Begin Supplied records

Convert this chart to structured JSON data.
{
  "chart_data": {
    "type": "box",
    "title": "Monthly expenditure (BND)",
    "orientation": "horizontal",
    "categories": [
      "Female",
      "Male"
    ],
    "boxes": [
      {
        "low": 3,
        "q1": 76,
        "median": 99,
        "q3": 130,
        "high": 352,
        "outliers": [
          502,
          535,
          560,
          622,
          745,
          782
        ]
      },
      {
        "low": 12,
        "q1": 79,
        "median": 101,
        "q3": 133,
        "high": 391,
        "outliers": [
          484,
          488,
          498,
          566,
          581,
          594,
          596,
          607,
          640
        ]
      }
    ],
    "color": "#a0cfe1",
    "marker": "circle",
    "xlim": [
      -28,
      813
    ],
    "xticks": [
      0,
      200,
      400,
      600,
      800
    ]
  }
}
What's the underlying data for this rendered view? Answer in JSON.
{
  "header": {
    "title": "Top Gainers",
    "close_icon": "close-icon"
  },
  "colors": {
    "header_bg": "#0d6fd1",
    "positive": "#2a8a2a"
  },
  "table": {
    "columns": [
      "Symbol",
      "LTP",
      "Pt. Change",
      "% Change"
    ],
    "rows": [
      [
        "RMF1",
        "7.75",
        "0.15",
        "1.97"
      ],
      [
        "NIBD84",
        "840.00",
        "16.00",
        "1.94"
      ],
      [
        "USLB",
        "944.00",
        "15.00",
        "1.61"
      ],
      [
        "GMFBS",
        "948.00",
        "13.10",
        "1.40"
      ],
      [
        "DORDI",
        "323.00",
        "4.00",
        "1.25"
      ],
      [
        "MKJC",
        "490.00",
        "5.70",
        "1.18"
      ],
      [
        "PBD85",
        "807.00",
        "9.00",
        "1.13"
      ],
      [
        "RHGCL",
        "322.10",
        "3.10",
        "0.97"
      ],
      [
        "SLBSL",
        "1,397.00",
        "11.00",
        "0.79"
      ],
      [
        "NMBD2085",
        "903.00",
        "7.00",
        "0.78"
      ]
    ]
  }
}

End Supplied records

Type out all of the material again, word for word.

Convert this chart to structured JSON data.
{
  "chart_data": {
    "type": "box",
    "title": "Monthly expenditure (BND)",
    "orientation": "horizontal",
    "categories": [
      "Female",
      "Male"
    ],
    "boxes": [
      {
        "low": 3,
        "q1": 76,
        "median": 99,
        "q3": 130,
        "high": 352,
        "outliers": [
          502,
          535,
          560,
          622,
          745,
          782
        ]
      },
      {
        "low": 12,
        "q1": 79,
        "median": 101,
        "q3": 133,
        "high": 391,
        "outliers": [
          484,
          488,
          498,
          566,
          581,
          594,
          596,
          607,
          640
        ]
      }
    ],
    "color": "#a0cfe1",
    "marker": "circle",
    "xlim": [
      -28,
      813
    ],
    "xticks": [
      0,
      200,
      400,
      600,
      800
    ]
  }
}
What's the underlying data for this rendered view? Answer in JSON.
{
  "header": {
    "title": "Top Gainers",
    "close_icon": "close-icon"
  },
  "colors": {
    "header_bg": "#0d6fd1",
    "positive": "#2a8a2a"
  },
  "table": {
    "columns": [
      "Symbol",
      "LTP",
      "Pt. Change",
      "% Change"
    ],
    "rows": [
      [
        "RMF1",
        "7.75",
        "0.15",
        "1.97"
      ],
      [
        "NIBD84",
        "840.00",
        "16.00",
        "1.94"
      ],
      [
        "USLB",
        "944.00",
        "15.00",
        "1.61"
      ],
      [
        "GMFBS",
        "948.00",
        "13.10",
        "1.40"
      ],
      [
        "DORDI",
        "323.00",
        "4.00",
        "1.25"
      ],
      [
        "MKJC",
        "490.00",
        "5.70",
        "1.18"
      ],
      [
        "PBD85",
        "807.00",
        "9.00",
        "1.13"
      ],
      [
        "RHGCL",
        "322.10",
        "3.10",
        "0.97"
      ],
      [
        "SLBSL",
        "1,397.00",
        "11.00",
        "0.79"
      ],
      [
        "NMBD2085",
        "903.00",
        "7.00",
        "0.78"
      ]
    ]
  }
}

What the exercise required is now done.